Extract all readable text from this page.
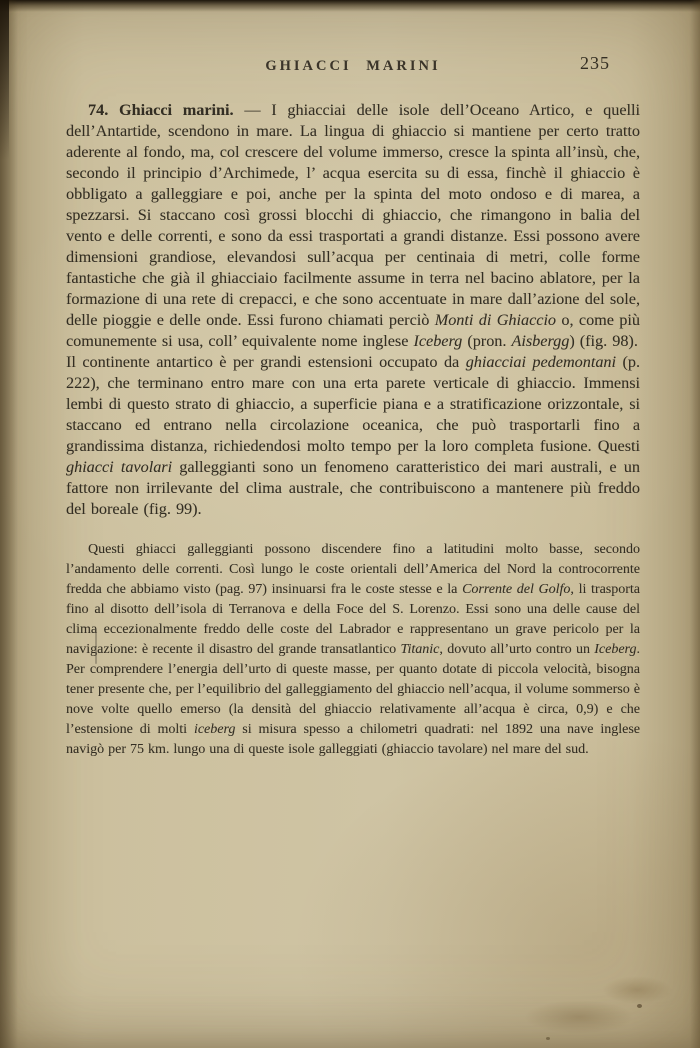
GHIACCI MARINI	235

74. Ghiacci marini. — I ghiacciai delle isole dell’Oceano Artico, e quelli dell’Antartide, scendono in mare. La lingua di ghiaccio si mantiene per certo tratto aderente al fondo, ma, col crescere del volume immerso, cresce la spinta all’insù, che, secondo il principio d’Archimede, l’ acqua esercita su di essa, finchè il ghiaccio è obbligato a galleggiare e poi, anche per la spinta del moto ondoso e di marea, a spezzarsi. Si staccano così grossi blocchi di ghiaccio, che rimangono in balia del vento e delle correnti, e sono da essi trasportati a grandi distanze. Essi possono avere dimensioni grandiose, elevandosi sull’acqua per centinaia di metri, colle forme fantastiche che già il ghiacciaio facilmente assume in terra nel bacino ablatore, per la formazione di una rete di crepacci, e che sono accentuate in mare dall’azione del sole, delle pioggie e delle onde. Essi furono chiamati perciò Monti di Ghiaccio o, come più comunemente si usa, coll’ equivalente nome inglese Iceberg (pron. Aisbergg) (fig. 98).

Il continente antartico è per grandi estensioni occupato da ghiacciai pedemontani (p. 222), che terminano entro mare con una erta parete verticale di ghiaccio. Immensi lembi di questo strato di ghiaccio, a superficie piana e a stratificazione orizzontale, si staccano ed entrano nella circolazione oceanica, che può trasportarli fino a grandissima distanza, richiedendosi molto tempo per la loro completa fusione. Questi ghiacci tavolari galleggianti sono un fenomeno caratteristico dei mari australi, e un fattore non irrilevante del clima australe, che contribuiscono a mantenere più freddo del boreale (fig. 99).

Questi ghiacci galleggianti possono discendere fino a latitudini molto basse, secondo l’andamento delle correnti. Così lungo le coste orientali dell’America del Nord la controcorrente fredda che abbiamo visto (pag. 97) insinuarsi fra le coste stesse e la Corrente del Golfo, li trasporta fino al disotto dell’isola di Terranova e della Foce del S. Lorenzo. Essi sono una delle cause del clima eccezionalmente freddo delle coste del Labrador e rappresentano un grave pericolo per la navigazione: è recente il disastro del grande transatlantico Titanic, dovuto all’urto contro un Iceberg. Per comprendere l’energia dell’urto di queste masse, per quanto dotate di piccola velocità, bisogna tener presente che, per l’equilibrio del galleggiamento del ghiaccio nell’acqua, il volume sommerso è nove volte quello emerso (la densità del ghiaccio relativamente all’acqua è circa, 0,9) e che l’estensione di molti iceberg si misura spesso a chilometri quadrati: nel 1892 una nave inglese navigò per 75 km. lungo una di queste isole galleggiati (ghiaccio tavolare) nel mare del sud.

- - - - -

STATED EXERCISE –
Find every line that holds "secondo" and copy it.

EXERCISE RESPONSE –
74. Ghiacci marini. — I ghiacciai delle isole dell’Oceano Artico, e quelli dell’Antartide, scendono in mare. La lingua di ghiaccio si mantiene per certo tratto aderente al fondo, ma, col crescere del volume immerso, cresce la spinta all’insù, che, secondo il principio d’Archimede, l’ acqua esercita su di essa, finchè il ghiaccio è obbligato a galleggiare e poi, anche per la spinta del moto ondoso e di marea, a spezzarsi. Si staccano così grossi blocchi di ghiaccio, che rimangono in balia del vento e delle correnti, e sono da essi trasportati a grandi distanze. Essi possono avere dimensioni grandiose, elevandosi sull’acqua per centinaia di metri, colle forme fantastiche che già il ghiacciaio facilmente assume in terra nel bacino ablatore, per la formazione di una rete di crepacci, e che sono accentuate in mare dall’azione del sole, delle pioggie e delle onde. Essi furono chiamati perciò Monti di Ghiaccio o, come più comunemente si usa, coll’ equivalente nome inglese Iceberg (pron. Aisbergg) (fig. 98).
Questi ghiacci galleggianti possono discendere fino a latitudini molto basse, secondo l’andamento delle correnti. Così lungo le coste orientali dell’America del Nord la controcorrente fredda che abbiamo visto (pag. 97) insinuarsi fra le coste stesse e la Corrente del Golfo, li trasporta fino al disotto dell’isola di Terranova e della Foce del S. Lorenzo. Essi sono una delle cause del clima eccezionalmente freddo delle coste del Labrador e rappresentano un grave pericolo per la navigazione: è recente il disastro del grande transatlantico Titanic, dovuto all’urto contro un Iceberg. Per comprendere l’energia dell’urto di queste masse, per quanto dotate di piccola velocità, bisogna tener presente che, per l’equilibrio del galleggiamento del ghiaccio nell’acqua, il volume sommerso è nove volte quello emerso (la densità del ghiaccio relativamente all’acqua è circa, 0,9) e che l’estensione di molti iceberg si misura spesso a chilometri quadrati: nel 1892 una nave inglese navigò per 75 km. lungo una di queste isole galleggiati (ghiaccio tavolare) nel mare del sud.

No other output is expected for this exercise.